- Exercise aim: Set down all of the data exactly as it appears.

- Supplied records:

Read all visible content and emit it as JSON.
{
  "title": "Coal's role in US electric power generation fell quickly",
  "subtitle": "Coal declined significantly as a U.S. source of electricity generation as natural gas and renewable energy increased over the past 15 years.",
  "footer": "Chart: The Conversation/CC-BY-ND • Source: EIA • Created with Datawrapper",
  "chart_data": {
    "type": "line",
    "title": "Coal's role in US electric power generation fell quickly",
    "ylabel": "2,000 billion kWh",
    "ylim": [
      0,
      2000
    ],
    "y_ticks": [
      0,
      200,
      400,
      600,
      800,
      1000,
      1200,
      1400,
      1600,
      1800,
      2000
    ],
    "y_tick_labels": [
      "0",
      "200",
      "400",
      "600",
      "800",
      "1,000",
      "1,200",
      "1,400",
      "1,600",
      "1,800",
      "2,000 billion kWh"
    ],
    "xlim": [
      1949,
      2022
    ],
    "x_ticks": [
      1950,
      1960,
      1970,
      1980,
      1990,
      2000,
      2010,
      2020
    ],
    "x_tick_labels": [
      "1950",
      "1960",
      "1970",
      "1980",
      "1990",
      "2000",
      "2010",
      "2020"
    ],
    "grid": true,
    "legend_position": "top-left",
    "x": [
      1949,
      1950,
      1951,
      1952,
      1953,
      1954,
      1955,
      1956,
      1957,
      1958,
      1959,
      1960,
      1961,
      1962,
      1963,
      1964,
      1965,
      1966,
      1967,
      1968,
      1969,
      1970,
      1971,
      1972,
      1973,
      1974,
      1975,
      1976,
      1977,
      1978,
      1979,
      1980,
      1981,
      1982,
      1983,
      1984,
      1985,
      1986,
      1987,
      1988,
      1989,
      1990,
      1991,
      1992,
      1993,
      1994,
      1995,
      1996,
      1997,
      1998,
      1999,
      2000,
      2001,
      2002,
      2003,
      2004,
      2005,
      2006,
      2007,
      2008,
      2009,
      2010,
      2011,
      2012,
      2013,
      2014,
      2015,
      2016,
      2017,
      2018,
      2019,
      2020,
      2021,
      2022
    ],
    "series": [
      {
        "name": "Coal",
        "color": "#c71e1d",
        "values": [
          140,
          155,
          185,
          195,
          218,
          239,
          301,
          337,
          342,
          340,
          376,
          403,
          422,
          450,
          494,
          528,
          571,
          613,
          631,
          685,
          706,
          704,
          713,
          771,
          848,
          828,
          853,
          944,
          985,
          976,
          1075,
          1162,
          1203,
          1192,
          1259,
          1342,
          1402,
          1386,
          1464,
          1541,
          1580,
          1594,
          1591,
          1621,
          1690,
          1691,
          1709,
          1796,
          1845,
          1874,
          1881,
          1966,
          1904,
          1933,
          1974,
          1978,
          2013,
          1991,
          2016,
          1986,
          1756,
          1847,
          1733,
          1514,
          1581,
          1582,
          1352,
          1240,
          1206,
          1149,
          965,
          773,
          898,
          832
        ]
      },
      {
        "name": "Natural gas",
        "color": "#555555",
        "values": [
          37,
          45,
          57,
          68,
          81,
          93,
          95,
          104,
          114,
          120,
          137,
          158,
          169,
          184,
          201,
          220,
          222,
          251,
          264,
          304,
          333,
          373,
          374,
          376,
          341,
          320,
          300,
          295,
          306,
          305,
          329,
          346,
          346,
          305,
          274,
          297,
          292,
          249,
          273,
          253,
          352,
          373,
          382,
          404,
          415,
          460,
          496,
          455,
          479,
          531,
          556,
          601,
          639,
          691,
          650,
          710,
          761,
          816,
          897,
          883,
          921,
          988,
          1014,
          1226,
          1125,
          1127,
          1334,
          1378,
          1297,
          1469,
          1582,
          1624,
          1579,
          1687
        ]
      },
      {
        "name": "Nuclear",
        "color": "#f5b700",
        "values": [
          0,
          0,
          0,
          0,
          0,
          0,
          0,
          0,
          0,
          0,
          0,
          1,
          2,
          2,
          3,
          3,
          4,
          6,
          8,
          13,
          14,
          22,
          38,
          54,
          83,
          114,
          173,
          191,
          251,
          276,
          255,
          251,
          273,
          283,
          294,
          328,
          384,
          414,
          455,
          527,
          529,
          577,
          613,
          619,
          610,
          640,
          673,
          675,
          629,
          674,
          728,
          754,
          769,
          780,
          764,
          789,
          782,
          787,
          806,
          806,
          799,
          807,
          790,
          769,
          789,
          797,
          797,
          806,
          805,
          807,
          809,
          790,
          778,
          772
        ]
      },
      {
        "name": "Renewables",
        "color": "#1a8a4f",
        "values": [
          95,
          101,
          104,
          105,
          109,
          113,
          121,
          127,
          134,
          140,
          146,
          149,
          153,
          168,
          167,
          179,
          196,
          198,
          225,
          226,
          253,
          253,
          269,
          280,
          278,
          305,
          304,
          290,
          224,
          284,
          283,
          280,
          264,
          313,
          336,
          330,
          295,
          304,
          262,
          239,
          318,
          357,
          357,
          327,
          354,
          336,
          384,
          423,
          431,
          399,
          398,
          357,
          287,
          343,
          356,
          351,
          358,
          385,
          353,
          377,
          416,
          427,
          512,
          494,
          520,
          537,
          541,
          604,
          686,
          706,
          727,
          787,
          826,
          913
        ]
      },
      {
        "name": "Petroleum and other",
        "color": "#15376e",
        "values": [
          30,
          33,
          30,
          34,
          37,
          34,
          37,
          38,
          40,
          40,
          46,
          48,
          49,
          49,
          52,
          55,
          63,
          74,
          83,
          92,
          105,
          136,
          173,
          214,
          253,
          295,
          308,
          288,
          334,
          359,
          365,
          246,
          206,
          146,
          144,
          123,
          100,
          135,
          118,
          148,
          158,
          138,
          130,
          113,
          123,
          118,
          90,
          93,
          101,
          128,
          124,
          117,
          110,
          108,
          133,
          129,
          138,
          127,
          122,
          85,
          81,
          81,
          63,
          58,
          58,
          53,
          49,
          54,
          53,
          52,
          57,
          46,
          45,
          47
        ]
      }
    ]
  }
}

- The solution:
Read all visible content and emit it as JSON.
{
  "title": "Coal's role in US electric power generation fell quickly",
  "subtitle": "Coal declined significantly as a U.S. source of electricity generation as natural gas and renewable energy increased over the past 15 years.",
  "footer": "Chart: The Conversation/CC-BY-ND • Source: EIA • Created with Datawrapper",
  "chart_data": {
    "type": "line",
    "title": "Coal's role in US electric power generation fell quickly",
    "ylabel": "2,000 billion kWh",
    "ylim": [
      0,
      2000
    ],
    "y_ticks": [
      0,
      200,
      400,
      600,
      800,
      1000,
      1200,
      1400,
      1600,
      1800,
      2000
    ],
    "y_tick_labels": [
      "0",
      "200",
      "400",
      "600",
      "800",
      "1,000",
      "1,200",
      "1,400",
      "1,600",
      "1,800",
      "2,000 billion kWh"
    ],
    "xlim": [
      1949,
      2022
    ],
    "x_ticks": [
      1950,
      1960,
      1970,
      1980,
      1990,
      2000,
      2010,
      2020
    ],
    "x_tick_labels": [
      "1950",
      "1960",
      "1970",
      "1980",
      "1990",
      "2000",
      "2010",
      "2020"
    ],
    "grid": true,
    "legend_position": "top-left",
    "x": [
      1949,
      1950,
      1951,
      1952,
      1953,
      1954,
      1955,
      1956,
      1957,
      1958,
      1959,
      1960,
      1961,
      1962,
      1963,
      1964,
      1965,
      1966,
      1967,
      1968,
      1969,
      1970,
      1971,
      1972,
      1973,
      1974,
      1975,
      1976,
      1977,
      1978,
      1979,
      1980,
      1981,
      1982,
      1983,
      1984,
      1985,
      1986,
      1987,
      1988,
      1989,
      1990,
      1991,
      1992,
      1993,
      1994,
      1995,
      1996,
      1997,
      1998,
      1999,
      2000,
      2001,
      2002,
      2003,
      2004,
      2005,
      2006,
      2007,
      2008,
      2009,
      2010,
      2011,
      2012,
      2013,
      2014,
      2015,
      2016,
      2017,
      2018,
      2019,
      2020,
      2021,
      2022
    ],
    "series": [
      {
        "name": "Coal",
        "color": "#c71e1d",
        "values": [
          140,
          155,
          185,
          195,
          218,
          239,
          301,
          337,
          342,
          340,
          376,
          403,
          422,
          450,
          494,
          528,
          571,
          613,
          631,
          685,
          706,
          704,
          713,
          771,
          848,
          828,
          853,
          944,
          985,
          976,
          1075,
          1162,
          1203,
          1192,
          1259,
          1342,
          1402,
          1386,
          1464,
          1541,
          1580,
          1594,
          1591,
          1621,
          1690,
          1691,
          1709,
          1796,
          1845,
          1874,
          1881,
          1966,
          1904,
          1933,
          1974,
          1978,
          2013,
          1991,
          2016,
          1986,
          1756,
          1847,
          1733,
          1514,
          1581,
          1582,
          1352,
          1240,
          1206,
          1149,
          965,
          773,
          898,
          832
        ]
      },
      {
        "name": "Natural gas",
        "color": "#555555",
        "values": [
          37,
          45,
          57,
          68,
          81,
          93,
          95,
          104,
          114,
          120,
          137,
          158,
          169,
          184,
          201,
          220,
          222,
          251,
          264,
          304,
          333,
          373,
          374,
          376,
          341,
          320,
          300,
          295,
          306,
          305,
          329,
          346,
          346,
          305,
          274,
          297,
          292,
          249,
          273,
          253,
          352,
          373,
          382,
          404,
          415,
          460,
          496,
          455,
          479,
          531,
          556,
          601,
          639,
          691,
          650,
          710,
          761,
          816,
          897,
          883,
          921,
          988,
          1014,
          1226,
          1125,
          1127,
          1334,
          1378,
          1297,
          1469,
          1582,
          1624,
          1579,
          1687
        ]
      },
      {
        "name": "Nuclear",
        "color": "#f5b700",
        "values": [
          0,
          0,
          0,
          0,
          0,
          0,
          0,
          0,
          0,
          0,
          0,
          1,
          2,
          2,
          3,
          3,
          4,
          6,
          8,
          13,
          14,
          22,
          38,
          54,
          83,
          114,
          173,
          191,
          251,
          276,
          255,
          251,
          273,
          283,
          294,
          328,
          384,
          414,
          455,
          527,
          529,
          577,
          613,
          619,
          610,
          640,
          673,
          675,
          629,
          674,
          728,
          754,
          769,
          780,
          764,
          789,
          782,
          787,
          806,
          806,
          799,
          807,
          790,
          769,
          789,
          797,
          797,
          806,
          805,
          807,
          809,
          790,
          778,
          772
        ]
      },
      {
        "name": "Renewables",
        "color": "#1a8a4f",
        "values": [
          95,
          101,
          104,
          105,
          109,
          113,
          121,
          127,
          134,
          140,
          146,
          149,
          153,
          168,
          167,
          179,
          196,
          198,
          225,
          226,
          253,
          253,
          269,
          280,
          278,
          305,
          304,
          290,
          224,
          284,
          283,
          280,
          264,
          313,
          336,
          330,
          295,
          304,
          262,
          239,
          318,
          357,
          357,
          327,
          354,
          336,
          384,
          423,
          431,
          399,
          398,
          357,
          287,
          343,
          356,
          351,
          358,
          385,
          353,
          377,
          416,
          427,
          512,
          494,
          520,
          537,
          541,
          604,
          686,
          706,
          727,
          787,
          826,
          913
        ]
      },
      {
        "name": "Petroleum and other",
        "color": "#15376e",
        "values": [
          30,
          33,
          30,
          34,
          37,
          34,
          37,
          38,
          40,
          40,
          46,
          48,
          49,
          49,
          52,
          55,
          63,
          74,
          83,
          92,
          105,
          136,
          173,
          214,
          253,
          295,
          308,
          288,
          334,
          359,
          365,
          246,
          206,
          146,
          144,
          123,
          100,
          135,
          118,
          148,
          158,
          138,
          130,
          113,
          123,
          118,
          90,
          93,
          101,
          128,
          124,
          117,
          110,
          108,
          133,
          129,
          138,
          127,
          122,
          85,
          81,
          81,
          63,
          58,
          58,
          53,
          49,
          54,
          53,
          52,
          57,
          46,
          45,
          47
        ]
      }
    ]
  }
}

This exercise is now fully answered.